[Data entries for graphics]
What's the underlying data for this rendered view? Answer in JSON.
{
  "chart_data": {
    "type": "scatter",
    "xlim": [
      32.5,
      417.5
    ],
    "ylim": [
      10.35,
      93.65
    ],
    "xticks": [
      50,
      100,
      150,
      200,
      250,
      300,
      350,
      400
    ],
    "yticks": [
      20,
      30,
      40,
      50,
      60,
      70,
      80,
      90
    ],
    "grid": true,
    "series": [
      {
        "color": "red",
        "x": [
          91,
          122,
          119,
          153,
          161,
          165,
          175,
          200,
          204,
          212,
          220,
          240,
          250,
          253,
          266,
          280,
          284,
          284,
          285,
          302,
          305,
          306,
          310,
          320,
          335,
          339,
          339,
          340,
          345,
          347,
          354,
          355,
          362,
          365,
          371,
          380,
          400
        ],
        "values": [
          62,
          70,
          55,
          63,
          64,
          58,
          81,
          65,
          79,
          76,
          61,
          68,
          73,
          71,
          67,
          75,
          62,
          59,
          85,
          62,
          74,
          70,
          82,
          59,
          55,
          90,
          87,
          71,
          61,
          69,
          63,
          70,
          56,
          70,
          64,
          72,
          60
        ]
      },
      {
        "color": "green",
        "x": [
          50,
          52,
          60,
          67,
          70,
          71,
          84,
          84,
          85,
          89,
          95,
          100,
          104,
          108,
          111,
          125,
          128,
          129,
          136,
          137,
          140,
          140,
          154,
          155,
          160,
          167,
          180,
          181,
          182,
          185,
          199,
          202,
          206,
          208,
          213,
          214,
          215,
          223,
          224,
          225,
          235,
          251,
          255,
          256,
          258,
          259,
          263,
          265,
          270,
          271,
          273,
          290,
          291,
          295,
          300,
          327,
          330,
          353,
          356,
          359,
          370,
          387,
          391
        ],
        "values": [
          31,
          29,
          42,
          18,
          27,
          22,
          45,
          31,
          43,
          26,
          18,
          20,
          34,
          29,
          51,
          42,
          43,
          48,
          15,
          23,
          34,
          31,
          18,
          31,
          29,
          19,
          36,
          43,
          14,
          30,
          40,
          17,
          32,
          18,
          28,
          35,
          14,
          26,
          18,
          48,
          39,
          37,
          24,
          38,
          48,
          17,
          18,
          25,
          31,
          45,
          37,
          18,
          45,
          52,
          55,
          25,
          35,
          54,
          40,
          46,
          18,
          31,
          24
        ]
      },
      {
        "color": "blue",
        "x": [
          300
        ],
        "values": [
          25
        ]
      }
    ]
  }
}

▶ [WHAT TO PRODUCE] Repeat the material word for word, in full.

▶ [EXERCISE ANSWER]
What's the underlying data for this rendered view? Answer in JSON.
{
  "chart_data": {
    "type": "scatter",
    "xlim": [
      32.5,
      417.5
    ],
    "ylim": [
      10.35,
      93.65
    ],
    "xticks": [
      50,
      100,
      150,
      200,
      250,
      300,
      350,
      400
    ],
    "yticks": [
      20,
      30,
      40,
      50,
      60,
      70,
      80,
      90
    ],
    "grid": true,
    "series": [
      {
        "color": "red",
        "x": [
          91,
          122,
          119,
          153,
          161,
          165,
          175,
          200,
          204,
          212,
          220,
          240,
          250,
          253,
          266,
          280,
          284,
          284,
          285,
          302,
          305,
          306,
          310,
          320,
          335,
          339,
          339,
          340,
          345,
          347,
          354,
          355,
          362,
          365,
          371,
          380,
          400
        ],
        "values": [
          62,
          70,
          55,
          63,
          64,
          58,
          81,
          65,
          79,
          76,
          61,
          68,
          73,
          71,
          67,
          75,
          62,
          59,
          85,
          62,
          74,
          70,
          82,
          59,
          55,
          90,
          87,
          71,
          61,
          69,
          63,
          70,
          56,
          70,
          64,
          72,
          60
        ]
      },
      {
        "color": "green",
        "x": [
          50,
          52,
          60,
          67,
          70,
          71,
          84,
          84,
          85,
          89,
          95,
          100,
          104,
          108,
          111,
          125,
          128,
          129,
          136,
          137,
          140,
          140,
          154,
          155,
          160,
          167,
          180,
          181,
          182,
          185,
          199,
          202,
          206,
          208,
          213,
          214,
          215,
          223,
          224,
          225,
          235,
          251,
          255,
          256,
          258,
          259,
          263,
          265,
          270,
          271,
          273,
          290,
          291,
          295,
          300,
          327,
          330,
          353,
          356,
          359,
          370,
          387,
          391
        ],
        "values": [
          31,
          29,
          42,
          18,
          27,
          22,
          45,
          31,
          43,
          26,
          18,
          20,
          34,
          29,
          51,
          42,
          43,
          48,
          15,
          23,
          34,
          31,
          18,
          31,
          29,
          19,
          36,
          43,
          14,
          30,
          40,
          17,
          32,
          18,
          28,
          35,
          14,
          26,
          18,
          48,
          39,
          37,
          24,
          38,
          48,
          17,
          18,
          25,
          31,
          45,
          37,
          18,
          45,
          52,
          55,
          25,
          35,
          54,
          40,
          46,
          18,
          31,
          24
        ]
      },
      {
        "color": "blue",
        "x": [
          300
        ],
        "values": [
          25
        ]
      }
    ]
  }
}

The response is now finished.